Revisiting TOP2B-related phenotypes: Three new cases and literature review

DNA Topoisomerase II beta (TOP2B) acts on DNA topology during transcription and has a critical role in neural development. Heterozygous pathogenic changes in its encoding gene, TOP2B (MIM *126431), has been linked with three overlapping phenotypes characterized by immunodeficiency, acral and urogenital anomalies: Hoffman, BILU and Ablepharon-macrostomia-like syndrome. We herein report on a mother and two sons with distinct TOP2B-phenotype. Two males reported further delineated genital phenotype of males and all reported patients were reviewed for genotypephenotype correlation. We believe the patients reported herein along with the previously defined 11 represent a phenotypic spectrum from mild-to-severe immunological, acral and urogenital involvement, for which we propose the acronym TOP2B-related Immunodeficiency and Congenital Anomalies Spectrum (TICAS).

========================================================================

** Task 1 **
Reproduce word for word the passage of the TOP2B abstract starting at "DNA Topoisomerase II" and ending at "Anomalies Spectrum (TICAS).".
** Task 2 **
Answer these questions from the TOP2B abstract:
(a) Which three syndromes have been linked with heterozygous pathogenic changes in TOP2B?
(b) What family members make up the newly reported cases?
(c) What acronym do the authors propose, and what does it stand for?

========================================================================

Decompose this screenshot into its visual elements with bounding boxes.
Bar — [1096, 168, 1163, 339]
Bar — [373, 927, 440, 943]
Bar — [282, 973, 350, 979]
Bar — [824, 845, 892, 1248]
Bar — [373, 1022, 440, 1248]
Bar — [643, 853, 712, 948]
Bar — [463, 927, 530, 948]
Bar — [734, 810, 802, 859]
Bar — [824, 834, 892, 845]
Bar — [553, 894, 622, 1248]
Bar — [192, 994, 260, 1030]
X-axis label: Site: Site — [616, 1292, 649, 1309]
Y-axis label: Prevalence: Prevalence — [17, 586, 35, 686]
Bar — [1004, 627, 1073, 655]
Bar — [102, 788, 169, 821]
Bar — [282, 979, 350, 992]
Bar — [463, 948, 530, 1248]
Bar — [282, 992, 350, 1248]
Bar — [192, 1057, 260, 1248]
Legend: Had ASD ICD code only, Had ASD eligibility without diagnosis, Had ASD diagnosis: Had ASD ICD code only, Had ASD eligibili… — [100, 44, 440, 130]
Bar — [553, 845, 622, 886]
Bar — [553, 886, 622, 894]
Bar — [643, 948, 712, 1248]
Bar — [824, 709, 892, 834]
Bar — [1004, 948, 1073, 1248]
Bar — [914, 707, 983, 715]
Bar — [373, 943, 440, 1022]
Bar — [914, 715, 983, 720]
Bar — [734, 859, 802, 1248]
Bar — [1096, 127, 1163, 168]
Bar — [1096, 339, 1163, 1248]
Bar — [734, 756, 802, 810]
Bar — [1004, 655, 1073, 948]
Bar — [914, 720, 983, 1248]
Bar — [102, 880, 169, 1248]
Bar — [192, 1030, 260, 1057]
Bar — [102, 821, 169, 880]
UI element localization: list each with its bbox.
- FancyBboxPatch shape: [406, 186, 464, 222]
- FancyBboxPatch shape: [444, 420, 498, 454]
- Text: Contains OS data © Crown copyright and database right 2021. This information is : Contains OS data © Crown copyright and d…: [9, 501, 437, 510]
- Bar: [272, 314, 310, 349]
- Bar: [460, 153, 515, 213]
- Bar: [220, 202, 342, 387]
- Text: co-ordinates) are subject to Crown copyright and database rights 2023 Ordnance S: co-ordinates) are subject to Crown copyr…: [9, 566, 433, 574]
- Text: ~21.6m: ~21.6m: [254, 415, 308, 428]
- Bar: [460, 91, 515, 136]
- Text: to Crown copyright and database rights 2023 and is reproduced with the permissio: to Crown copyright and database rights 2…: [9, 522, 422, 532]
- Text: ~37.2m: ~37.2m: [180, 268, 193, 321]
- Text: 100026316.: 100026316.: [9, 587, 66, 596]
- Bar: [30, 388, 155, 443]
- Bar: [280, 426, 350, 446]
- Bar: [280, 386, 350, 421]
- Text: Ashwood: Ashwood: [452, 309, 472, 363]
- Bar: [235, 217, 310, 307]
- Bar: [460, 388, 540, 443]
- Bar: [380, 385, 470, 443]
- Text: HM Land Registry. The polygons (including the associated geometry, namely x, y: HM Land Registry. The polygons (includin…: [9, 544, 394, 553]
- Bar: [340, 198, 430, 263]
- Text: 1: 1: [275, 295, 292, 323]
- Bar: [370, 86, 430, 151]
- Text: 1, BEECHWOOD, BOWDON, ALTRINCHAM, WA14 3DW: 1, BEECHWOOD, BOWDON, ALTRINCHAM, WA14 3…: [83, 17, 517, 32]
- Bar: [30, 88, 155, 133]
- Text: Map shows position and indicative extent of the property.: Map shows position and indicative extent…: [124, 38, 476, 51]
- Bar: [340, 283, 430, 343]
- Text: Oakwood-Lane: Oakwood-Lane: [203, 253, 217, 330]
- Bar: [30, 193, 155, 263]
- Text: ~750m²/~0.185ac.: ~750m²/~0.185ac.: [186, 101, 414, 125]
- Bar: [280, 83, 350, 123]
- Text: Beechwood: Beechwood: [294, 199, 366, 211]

========================================================================

** Worked solution 1 **
DNA Topoisomerase II beta (TOP2B) acts on DNA topology during transcription and has a critical role in neural development. Heterozygous pathogenic changes in its encoding gene, TOP2B (MIM *126431), has been linked with three overlapping phenotypes characterized by immunodeficiency, acral and urogenital anomalies: Hoffman, BILU and Ablepharon-macrostomia-like syndrome. We herein report on a mother and two sons with distinct TOP2B-phenotype. Two males reported further delineated genital phenotype of males and all reported patients were reviewed for genotypephenotype correlation. We believe the patients reported herein along with the previously defined 11 represent a phenotypic spectrum from mild-to-severe immunological, acral and urogenital involvement, for which we propose the acronym TOP2B-related Immunodeficiency and Congenital Anomalies Spectrum (TICAS).

** Worked solution 2 **
(a) Hoffman, BILU and Ablepharon-macrostomia-like syndrome.
(b) A mother and two sons.
(c) TICAS, which stands for TOP2B-related Immunodeficiency and Congenital Anomalies Spectrum.